Job ▸ Write out the whole listing, matching it exactly.

Stored records
* Start *

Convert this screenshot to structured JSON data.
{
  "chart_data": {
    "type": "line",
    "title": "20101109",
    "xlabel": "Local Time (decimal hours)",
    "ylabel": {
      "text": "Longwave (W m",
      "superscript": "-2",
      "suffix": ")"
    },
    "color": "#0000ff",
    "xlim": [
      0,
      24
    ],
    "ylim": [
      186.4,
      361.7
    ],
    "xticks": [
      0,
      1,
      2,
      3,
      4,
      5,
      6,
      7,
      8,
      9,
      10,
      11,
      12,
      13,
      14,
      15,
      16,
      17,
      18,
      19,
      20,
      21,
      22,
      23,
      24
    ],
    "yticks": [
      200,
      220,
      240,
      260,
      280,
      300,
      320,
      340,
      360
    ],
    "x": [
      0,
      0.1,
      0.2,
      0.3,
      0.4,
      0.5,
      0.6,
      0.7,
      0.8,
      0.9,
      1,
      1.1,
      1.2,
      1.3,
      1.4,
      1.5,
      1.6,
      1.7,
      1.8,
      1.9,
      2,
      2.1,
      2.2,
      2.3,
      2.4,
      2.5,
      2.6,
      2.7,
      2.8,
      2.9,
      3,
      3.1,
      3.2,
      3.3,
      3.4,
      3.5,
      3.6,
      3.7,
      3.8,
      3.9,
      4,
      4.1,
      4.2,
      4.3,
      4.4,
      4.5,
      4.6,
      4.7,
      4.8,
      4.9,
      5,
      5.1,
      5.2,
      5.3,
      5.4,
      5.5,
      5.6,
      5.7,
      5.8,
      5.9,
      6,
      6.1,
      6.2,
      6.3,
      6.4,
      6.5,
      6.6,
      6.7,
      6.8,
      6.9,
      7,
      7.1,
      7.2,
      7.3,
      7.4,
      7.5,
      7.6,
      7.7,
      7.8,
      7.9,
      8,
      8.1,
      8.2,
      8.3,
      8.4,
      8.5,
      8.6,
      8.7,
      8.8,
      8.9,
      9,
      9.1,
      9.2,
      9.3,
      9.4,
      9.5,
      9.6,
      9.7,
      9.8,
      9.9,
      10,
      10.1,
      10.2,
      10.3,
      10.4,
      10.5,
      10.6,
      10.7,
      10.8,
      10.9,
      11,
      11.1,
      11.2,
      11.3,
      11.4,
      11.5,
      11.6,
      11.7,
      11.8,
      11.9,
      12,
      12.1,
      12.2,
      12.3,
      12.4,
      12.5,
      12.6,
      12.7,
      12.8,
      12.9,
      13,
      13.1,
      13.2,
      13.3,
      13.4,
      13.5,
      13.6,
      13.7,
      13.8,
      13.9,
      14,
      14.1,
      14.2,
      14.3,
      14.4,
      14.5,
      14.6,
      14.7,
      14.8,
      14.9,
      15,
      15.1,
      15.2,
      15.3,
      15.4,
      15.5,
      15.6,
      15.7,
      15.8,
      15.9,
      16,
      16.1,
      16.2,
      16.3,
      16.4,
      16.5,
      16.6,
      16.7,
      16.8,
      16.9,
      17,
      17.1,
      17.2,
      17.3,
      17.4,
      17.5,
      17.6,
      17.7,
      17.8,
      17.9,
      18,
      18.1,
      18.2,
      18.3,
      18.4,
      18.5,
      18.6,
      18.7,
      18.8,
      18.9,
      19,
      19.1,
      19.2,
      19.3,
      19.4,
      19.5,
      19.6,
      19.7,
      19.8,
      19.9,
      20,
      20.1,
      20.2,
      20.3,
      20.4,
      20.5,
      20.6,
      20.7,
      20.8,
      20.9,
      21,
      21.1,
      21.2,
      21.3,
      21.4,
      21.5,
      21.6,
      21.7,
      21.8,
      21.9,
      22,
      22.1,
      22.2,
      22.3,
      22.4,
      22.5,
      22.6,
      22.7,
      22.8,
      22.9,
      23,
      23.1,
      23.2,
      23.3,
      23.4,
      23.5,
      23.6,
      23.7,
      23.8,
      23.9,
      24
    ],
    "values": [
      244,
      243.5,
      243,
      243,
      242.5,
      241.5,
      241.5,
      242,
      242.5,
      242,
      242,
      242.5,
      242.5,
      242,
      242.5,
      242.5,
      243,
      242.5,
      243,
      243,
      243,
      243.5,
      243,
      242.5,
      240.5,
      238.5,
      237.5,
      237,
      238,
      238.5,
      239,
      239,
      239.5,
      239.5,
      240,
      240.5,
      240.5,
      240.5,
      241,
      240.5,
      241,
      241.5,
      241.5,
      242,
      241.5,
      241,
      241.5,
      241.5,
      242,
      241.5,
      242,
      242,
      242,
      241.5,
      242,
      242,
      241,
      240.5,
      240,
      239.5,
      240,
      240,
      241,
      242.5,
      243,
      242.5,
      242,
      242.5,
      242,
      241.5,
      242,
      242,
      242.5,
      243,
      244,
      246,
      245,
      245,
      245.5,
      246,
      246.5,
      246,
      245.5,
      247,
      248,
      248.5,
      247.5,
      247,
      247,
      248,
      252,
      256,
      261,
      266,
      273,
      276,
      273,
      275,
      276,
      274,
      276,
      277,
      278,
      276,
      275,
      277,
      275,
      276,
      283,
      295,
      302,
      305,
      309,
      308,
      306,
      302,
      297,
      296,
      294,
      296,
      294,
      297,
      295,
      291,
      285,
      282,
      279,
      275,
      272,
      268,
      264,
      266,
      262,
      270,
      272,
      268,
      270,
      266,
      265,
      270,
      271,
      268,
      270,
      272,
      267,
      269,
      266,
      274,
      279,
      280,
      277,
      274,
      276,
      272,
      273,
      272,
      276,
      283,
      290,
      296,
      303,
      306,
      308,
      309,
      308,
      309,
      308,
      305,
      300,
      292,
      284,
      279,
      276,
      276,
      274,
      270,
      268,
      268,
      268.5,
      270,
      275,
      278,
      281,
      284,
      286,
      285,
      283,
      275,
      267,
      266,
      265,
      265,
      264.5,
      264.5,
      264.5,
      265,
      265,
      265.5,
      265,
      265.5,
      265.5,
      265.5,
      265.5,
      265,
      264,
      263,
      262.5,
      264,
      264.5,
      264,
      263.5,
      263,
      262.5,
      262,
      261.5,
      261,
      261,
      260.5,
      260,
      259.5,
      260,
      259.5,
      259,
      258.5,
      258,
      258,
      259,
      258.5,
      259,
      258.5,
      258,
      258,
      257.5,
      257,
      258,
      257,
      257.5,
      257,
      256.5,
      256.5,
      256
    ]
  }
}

* End *

Exercise output ▸
Convert this screenshot to structured JSON data.
{
  "chart_data": {
    "type": "line",
    "title": "20101109",
    "xlabel": "Local Time (decimal hours)",
    "ylabel": {
      "text": "Longwave (W m",
      "superscript": "-2",
      "suffix": ")"
    },
    "color": "#0000ff",
    "xlim": [
      0,
      24
    ],
    "ylim": [
      186.4,
      361.7
    ],
    "xticks": [
      0,
      1,
      2,
      3,
      4,
      5,
      6,
      7,
      8,
      9,
      10,
      11,
      12,
      13,
      14,
      15,
      16,
      17,
      18,
      19,
      20,
      21,
      22,
      23,
      24
    ],
    "yticks": [
      200,
      220,
      240,
      260,
      280,
      300,
      320,
      340,
      360
    ],
    "x": [
      0,
      0.1,
      0.2,
      0.3,
      0.4,
      0.5,
      0.6,
      0.7,
      0.8,
      0.9,
      1,
      1.1,
      1.2,
      1.3,
      1.4,
      1.5,
      1.6,
      1.7,
      1.8,
      1.9,
      2,
      2.1,
      2.2,
      2.3,
      2.4,
      2.5,
      2.6,
      2.7,
      2.8,
      2.9,
      3,
      3.1,
      3.2,
      3.3,
      3.4,
      3.5,
      3.6,
      3.7,
      3.8,
      3.9,
      4,
      4.1,
      4.2,
      4.3,
      4.4,
      4.5,
      4.6,
      4.7,
      4.8,
      4.9,
      5,
      5.1,
      5.2,
      5.3,
      5.4,
      5.5,
      5.6,
      5.7,
      5.8,
      5.9,
      6,
      6.1,
      6.2,
      6.3,
      6.4,
      6.5,
      6.6,
      6.7,
      6.8,
      6.9,
      7,
      7.1,
      7.2,
      7.3,
      7.4,
      7.5,
      7.6,
      7.7,
      7.8,
      7.9,
      8,
      8.1,
      8.2,
      8.3,
      8.4,
      8.5,
      8.6,
      8.7,
      8.8,
      8.9,
      9,
      9.1,
      9.2,
      9.3,
      9.4,
      9.5,
      9.6,
      9.7,
      9.8,
      9.9,
      10,
      10.1,
      10.2,
      10.3,
      10.4,
      10.5,
      10.6,
      10.7,
      10.8,
      10.9,
      11,
      11.1,
      11.2,
      11.3,
      11.4,
      11.5,
      11.6,
      11.7,
      11.8,
      11.9,
      12,
      12.1,
      12.2,
      12.3,
      12.4,
      12.5,
      12.6,
      12.7,
      12.8,
      12.9,
      13,
      13.1,
      13.2,
      13.3,
      13.4,
      13.5,
      13.6,
      13.7,
      13.8,
      13.9,
      14,
      14.1,
      14.2,
      14.3,
      14.4,
      14.5,
      14.6,
      14.7,
      14.8,
      14.9,
      15,
      15.1,
      15.2,
      15.3,
      15.4,
      15.5,
      15.6,
      15.7,
      15.8,
      15.9,
      16,
      16.1,
      16.2,
      16.3,
      16.4,
      16.5,
      16.6,
      16.7,
      16.8,
      16.9,
      17,
      17.1,
      17.2,
      17.3,
      17.4,
      17.5,
      17.6,
      17.7,
      17.8,
      17.9,
      18,
      18.1,
      18.2,
      18.3,
      18.4,
      18.5,
      18.6,
      18.7,
      18.8,
      18.9,
      19,
      19.1,
      19.2,
      19.3,
      19.4,
      19.5,
      19.6,
      19.7,
      19.8,
      19.9,
      20,
      20.1,
      20.2,
      20.3,
      20.4,
      20.5,
      20.6,
      20.7,
      20.8,
      20.9,
      21,
      21.1,
      21.2,
      21.3,
      21.4,
      21.5,
      21.6,
      21.7,
      21.8,
      21.9,
      22,
      22.1,
      22.2,
      22.3,
      22.4,
      22.5,
      22.6,
      22.7,
      22.8,
      22.9,
      23,
      23.1,
      23.2,
      23.3,
      23.4,
      23.5,
      23.6,
      23.7,
      23.8,
      23.9,
      24
    ],
    "values": [
      244,
      243.5,
      243,
      243,
      242.5,
      241.5,
      241.5,
      242,
      242.5,
      242,
      242,
      242.5,
      242.5,
      242,
      242.5,
      242.5,
      243,
      242.5,
      243,
      243,
      243,
      243.5,
      243,
      242.5,
      240.5,
      238.5,
      237.5,
      237,
      238,
      238.5,
      239,
      239,
      239.5,
      239.5,
      240,
      240.5,
      240.5,
      240.5,
      241,
      240.5,
      241,
      241.5,
      241.5,
      242,
      241.5,
      241,
      241.5,
      241.5,
      242,
      241.5,
      242,
      242,
      242,
      241.5,
      242,
      242,
      241,
      240.5,
      240,
      239.5,
      240,
      240,
      241,
      242.5,
      243,
      242.5,
      242,
      242.5,
      242,
      241.5,
      242,
      242,
      242.5,
      243,
      244,
      246,
      245,
      245,
      245.5,
      246,
      246.5,
      246,
      245.5,
      247,
      248,
      248.5,
      247.5,
      247,
      247,
      248,
      252,
      256,
      261,
      266,
      273,
      276,
      273,
      275,
      276,
      274,
      276,
      277,
      278,
      276,
      275,
      277,
      275,
      276,
      283,
      295,
      302,
      305,
      309,
      308,
      306,
      302,
      297,
      296,
      294,
      296,
      294,
      297,
      295,
      291,
      285,
      282,
      279,
      275,
      272,
      268,
      264,
      266,
      262,
      270,
      272,
      268,
      270,
      266,
      265,
      270,
      271,
      268,
      270,
      272,
      267,
      269,
      266,
      274,
      279,
      280,
      277,
      274,
      276,
      272,
      273,
      272,
      276,
      283,
      290,
      296,
      303,
      306,
      308,
      309,
      308,
      309,
      308,
      305,
      300,
      292,
      284,
      279,
      276,
      276,
      274,
      270,
      268,
      268,
      268.5,
      270,
      275,
      278,
      281,
      284,
      286,
      285,
      283,
      275,
      267,
      266,
      265,
      265,
      264.5,
      264.5,
      264.5,
      265,
      265,
      265.5,
      265,
      265.5,
      265.5,
      265.5,
      265.5,
      265,
      264,
      263,
      262.5,
      264,
      264.5,
      264,
      263.5,
      263,
      262.5,
      262,
      261.5,
      261,
      261,
      260.5,
      260,
      259.5,
      260,
      259.5,
      259,
      258.5,
      258,
      258,
      259,
      258.5,
      259,
      258.5,
      258,
      258,
      257.5,
      257,
      258,
      257,
      257.5,
      257,
      256.5,
      256.5,
      256
    ]
  }
}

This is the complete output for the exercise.